__GIVEN REQUEST__
Check every line below for the string "days", and copy the lines that contain it.

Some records

═══

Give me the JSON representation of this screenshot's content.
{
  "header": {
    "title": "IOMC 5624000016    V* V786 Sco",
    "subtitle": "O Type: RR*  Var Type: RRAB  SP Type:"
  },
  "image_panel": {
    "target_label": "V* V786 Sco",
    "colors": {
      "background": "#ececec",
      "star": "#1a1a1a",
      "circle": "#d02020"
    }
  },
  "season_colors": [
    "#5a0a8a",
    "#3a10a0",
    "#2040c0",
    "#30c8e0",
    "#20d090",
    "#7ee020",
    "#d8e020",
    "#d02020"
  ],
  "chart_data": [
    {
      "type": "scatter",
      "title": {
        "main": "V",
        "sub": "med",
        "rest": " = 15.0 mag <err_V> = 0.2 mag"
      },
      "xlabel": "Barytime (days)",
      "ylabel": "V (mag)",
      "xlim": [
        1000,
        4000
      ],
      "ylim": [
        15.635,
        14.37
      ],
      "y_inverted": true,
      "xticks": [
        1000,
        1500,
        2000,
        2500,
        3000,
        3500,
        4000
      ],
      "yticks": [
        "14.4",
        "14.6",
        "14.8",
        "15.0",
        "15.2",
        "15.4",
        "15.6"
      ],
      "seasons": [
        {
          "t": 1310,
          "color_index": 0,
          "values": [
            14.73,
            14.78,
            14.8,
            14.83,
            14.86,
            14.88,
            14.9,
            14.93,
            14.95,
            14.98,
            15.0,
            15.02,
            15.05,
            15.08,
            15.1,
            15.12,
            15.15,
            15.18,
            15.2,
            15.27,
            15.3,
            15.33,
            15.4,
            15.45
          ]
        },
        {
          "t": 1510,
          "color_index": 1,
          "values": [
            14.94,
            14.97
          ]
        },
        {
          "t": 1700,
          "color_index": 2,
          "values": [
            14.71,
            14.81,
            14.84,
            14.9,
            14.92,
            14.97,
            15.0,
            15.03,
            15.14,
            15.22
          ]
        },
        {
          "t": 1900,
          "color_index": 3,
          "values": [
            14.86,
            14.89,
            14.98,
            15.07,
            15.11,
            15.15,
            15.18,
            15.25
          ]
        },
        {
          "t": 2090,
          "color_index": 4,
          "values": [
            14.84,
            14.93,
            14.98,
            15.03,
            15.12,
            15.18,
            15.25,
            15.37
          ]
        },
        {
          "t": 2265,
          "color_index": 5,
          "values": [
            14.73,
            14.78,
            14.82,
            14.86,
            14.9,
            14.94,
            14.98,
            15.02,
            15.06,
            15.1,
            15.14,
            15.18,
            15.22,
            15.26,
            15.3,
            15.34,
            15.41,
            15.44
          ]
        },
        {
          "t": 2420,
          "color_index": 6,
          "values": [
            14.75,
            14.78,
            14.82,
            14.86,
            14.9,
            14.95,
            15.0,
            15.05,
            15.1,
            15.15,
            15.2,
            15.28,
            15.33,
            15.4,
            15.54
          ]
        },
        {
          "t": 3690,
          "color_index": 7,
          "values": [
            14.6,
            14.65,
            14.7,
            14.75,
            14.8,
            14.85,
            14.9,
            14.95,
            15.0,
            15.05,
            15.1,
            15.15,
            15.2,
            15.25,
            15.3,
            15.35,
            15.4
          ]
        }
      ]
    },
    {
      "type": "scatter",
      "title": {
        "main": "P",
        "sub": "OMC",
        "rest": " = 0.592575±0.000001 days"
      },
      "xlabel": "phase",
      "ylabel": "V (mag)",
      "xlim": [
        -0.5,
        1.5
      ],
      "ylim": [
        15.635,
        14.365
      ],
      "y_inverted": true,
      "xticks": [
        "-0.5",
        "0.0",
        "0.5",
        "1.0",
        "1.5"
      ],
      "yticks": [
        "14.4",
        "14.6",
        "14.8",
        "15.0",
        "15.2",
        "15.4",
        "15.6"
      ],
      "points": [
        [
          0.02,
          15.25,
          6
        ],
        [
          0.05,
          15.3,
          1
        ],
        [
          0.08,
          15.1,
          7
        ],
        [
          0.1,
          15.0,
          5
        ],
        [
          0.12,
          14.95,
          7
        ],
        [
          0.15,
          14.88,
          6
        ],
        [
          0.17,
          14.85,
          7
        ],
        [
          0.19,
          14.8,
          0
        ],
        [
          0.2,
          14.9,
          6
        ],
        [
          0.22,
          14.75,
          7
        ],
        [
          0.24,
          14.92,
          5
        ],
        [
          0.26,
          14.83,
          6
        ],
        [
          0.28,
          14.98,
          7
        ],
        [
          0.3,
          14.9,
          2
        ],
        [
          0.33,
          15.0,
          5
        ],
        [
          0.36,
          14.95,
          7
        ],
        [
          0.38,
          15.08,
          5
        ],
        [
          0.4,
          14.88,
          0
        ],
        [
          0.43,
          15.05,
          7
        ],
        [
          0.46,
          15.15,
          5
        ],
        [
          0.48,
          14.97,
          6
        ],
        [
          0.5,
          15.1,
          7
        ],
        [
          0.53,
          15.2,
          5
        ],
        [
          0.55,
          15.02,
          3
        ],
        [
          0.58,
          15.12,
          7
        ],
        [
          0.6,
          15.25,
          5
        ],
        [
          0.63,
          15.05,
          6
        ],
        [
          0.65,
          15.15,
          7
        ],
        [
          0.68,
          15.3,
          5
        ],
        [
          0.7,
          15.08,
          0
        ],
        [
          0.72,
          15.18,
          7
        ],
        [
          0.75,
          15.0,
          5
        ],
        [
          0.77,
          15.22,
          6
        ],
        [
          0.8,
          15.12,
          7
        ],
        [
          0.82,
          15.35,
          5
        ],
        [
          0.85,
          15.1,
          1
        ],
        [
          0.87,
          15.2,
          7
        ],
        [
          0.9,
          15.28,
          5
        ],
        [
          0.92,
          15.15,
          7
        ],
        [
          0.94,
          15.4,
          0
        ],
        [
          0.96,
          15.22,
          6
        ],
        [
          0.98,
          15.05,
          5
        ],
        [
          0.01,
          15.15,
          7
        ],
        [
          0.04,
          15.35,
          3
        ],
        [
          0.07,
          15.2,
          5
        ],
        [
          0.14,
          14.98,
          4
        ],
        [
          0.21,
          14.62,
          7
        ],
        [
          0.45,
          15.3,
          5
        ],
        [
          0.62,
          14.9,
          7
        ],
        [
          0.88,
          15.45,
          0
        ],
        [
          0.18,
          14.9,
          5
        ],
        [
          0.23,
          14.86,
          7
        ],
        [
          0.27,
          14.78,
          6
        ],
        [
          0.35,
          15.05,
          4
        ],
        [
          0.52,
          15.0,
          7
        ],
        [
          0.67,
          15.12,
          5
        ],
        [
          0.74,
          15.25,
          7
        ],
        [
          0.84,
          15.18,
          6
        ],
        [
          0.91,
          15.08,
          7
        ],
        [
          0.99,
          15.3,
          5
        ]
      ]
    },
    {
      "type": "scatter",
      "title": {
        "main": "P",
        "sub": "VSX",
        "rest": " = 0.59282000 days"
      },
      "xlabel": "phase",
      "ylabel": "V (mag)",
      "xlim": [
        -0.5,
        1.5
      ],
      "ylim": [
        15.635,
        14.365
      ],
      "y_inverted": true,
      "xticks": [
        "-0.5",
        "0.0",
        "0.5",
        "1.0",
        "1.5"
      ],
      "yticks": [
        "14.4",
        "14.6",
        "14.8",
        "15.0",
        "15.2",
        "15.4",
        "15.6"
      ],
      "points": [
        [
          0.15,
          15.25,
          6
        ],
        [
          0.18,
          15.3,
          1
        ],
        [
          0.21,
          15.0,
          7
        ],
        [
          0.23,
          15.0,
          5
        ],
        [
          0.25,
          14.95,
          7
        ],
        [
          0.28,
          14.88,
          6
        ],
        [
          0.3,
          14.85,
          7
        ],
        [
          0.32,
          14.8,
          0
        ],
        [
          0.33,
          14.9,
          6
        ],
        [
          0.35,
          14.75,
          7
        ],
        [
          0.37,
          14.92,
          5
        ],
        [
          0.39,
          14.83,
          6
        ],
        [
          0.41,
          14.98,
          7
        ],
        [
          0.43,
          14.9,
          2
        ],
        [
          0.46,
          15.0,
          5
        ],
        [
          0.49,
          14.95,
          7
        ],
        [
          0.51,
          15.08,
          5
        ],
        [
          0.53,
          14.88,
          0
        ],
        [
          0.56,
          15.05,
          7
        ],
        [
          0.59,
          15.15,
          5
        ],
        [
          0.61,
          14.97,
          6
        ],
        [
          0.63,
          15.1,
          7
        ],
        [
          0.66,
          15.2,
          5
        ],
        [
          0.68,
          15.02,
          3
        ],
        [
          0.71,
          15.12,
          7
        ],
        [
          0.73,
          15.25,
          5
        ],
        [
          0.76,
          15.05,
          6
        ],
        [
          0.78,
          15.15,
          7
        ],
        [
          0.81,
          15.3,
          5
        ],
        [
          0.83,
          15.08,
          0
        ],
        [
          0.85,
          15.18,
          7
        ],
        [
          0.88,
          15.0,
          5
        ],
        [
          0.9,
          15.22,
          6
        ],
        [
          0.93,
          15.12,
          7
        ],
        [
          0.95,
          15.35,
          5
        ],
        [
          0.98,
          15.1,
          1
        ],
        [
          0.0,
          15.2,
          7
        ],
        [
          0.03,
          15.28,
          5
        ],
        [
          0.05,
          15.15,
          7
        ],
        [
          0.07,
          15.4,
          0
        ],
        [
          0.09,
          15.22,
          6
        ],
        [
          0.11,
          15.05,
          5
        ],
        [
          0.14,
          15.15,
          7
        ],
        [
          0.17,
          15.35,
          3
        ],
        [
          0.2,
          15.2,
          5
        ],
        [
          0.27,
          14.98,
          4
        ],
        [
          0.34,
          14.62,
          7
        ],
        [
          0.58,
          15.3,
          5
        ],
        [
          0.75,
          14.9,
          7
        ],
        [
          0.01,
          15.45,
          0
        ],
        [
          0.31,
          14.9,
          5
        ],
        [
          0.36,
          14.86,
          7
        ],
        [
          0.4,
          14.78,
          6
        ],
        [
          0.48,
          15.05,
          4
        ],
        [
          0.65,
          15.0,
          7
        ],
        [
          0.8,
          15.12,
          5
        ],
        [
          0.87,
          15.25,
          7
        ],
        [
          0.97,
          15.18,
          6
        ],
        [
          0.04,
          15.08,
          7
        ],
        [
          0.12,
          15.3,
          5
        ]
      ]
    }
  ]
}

═══

__PROBLEM SOLUTION__
      "xlabel": "Barytime (days)",
        "rest": " = 0.592575±0.000001 days"
        "rest": " = 0.59282000 days"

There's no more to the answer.